## Document excerpt

BEGIN

Table 1. [MM1] Theme and content of the 12 sessions of the DBT parenting training
Session
|
Theme
|
Content
|
1
|
Psycho education
|
To comprehend the impact of maternal borderline symptomatology on child development.
|
2
|
Mindfulness
|
To point out the importance of mindfulness in the interaction with children to better perceive and understand the needs of the children and to gain a greater control over own dysfunctional behaviour impulses.
|
3
|
Children’s basic needs
|
To understand children’s needs as well as to assess their own competences to satisfy these needs.
|
4
|
Stress and stress management
|
To develop and maintain stress strategies to better cope with individual stressors.
|
5
|
Stress and stress management
|
Idem.
|
6
|
Structure and flexibility
|
To clarify the importance of rules and rituals and to better differentiate between fixed rules and flexible structures.
|
7
|
Dealing with conflicts
|
To promote a non-violent and solution-oriented management of mother-child conflicts. To develop new ideas and ways to cope with conflicts.

END

## Task instructions
Repeat the part of the DBT parenting training table from "Table 1. [MM1]" up to and including "on child development.", word for word. The lines are not needed for this work.

## Extracted data
BEGIN

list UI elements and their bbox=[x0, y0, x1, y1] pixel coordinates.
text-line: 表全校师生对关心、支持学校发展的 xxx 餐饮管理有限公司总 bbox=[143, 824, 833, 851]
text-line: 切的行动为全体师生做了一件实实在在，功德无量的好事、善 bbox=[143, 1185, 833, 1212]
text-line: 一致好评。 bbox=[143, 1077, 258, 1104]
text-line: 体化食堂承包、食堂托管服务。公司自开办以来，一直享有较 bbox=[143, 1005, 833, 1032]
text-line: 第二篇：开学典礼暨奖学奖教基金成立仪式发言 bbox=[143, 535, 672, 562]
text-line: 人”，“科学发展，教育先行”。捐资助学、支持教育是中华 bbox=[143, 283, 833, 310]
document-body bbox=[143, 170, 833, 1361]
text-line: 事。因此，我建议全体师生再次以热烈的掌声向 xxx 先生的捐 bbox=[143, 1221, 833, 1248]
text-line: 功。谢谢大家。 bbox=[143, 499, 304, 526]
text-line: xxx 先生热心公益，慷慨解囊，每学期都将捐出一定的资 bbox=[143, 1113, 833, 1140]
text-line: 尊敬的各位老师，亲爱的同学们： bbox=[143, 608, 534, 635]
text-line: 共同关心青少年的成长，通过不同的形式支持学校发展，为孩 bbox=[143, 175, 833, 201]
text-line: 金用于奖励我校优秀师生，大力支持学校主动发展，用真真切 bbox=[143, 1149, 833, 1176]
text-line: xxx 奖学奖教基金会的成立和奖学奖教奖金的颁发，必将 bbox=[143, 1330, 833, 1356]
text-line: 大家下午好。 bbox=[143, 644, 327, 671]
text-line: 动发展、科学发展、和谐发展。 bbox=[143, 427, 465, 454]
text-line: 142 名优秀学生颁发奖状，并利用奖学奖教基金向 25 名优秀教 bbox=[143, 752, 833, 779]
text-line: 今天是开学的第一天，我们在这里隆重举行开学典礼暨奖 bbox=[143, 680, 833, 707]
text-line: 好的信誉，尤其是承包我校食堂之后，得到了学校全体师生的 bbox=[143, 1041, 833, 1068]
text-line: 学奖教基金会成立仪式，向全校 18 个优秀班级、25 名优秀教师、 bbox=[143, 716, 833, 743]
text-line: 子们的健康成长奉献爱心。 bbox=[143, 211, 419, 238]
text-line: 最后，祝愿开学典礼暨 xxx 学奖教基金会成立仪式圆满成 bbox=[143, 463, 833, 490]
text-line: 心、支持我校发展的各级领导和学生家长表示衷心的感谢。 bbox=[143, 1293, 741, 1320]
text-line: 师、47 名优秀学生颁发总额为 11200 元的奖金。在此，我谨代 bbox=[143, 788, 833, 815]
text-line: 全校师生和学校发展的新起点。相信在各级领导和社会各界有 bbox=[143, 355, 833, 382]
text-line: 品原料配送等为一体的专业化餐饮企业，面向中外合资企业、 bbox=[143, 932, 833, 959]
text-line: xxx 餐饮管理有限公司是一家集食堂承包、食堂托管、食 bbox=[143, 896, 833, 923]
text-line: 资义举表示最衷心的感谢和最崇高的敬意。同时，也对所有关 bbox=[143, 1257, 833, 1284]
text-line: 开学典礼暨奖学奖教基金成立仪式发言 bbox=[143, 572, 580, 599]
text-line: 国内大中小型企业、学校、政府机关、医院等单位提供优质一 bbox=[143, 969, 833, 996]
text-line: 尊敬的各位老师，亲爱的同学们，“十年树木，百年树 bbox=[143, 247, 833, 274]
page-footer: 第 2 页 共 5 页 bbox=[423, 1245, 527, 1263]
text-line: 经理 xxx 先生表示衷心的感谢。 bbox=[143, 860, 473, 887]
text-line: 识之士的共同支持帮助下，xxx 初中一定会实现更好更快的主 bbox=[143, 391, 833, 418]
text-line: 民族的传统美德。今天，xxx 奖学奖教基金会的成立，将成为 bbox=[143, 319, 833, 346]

END

## Task response
Table 1. [MM1] Theme and content of the 12 sessions of the DBT parenting training
Session
|
Theme
|
Content
|
1
|
Psycho education
|
To comprehend the impact of maternal borderline symptomatology on child development.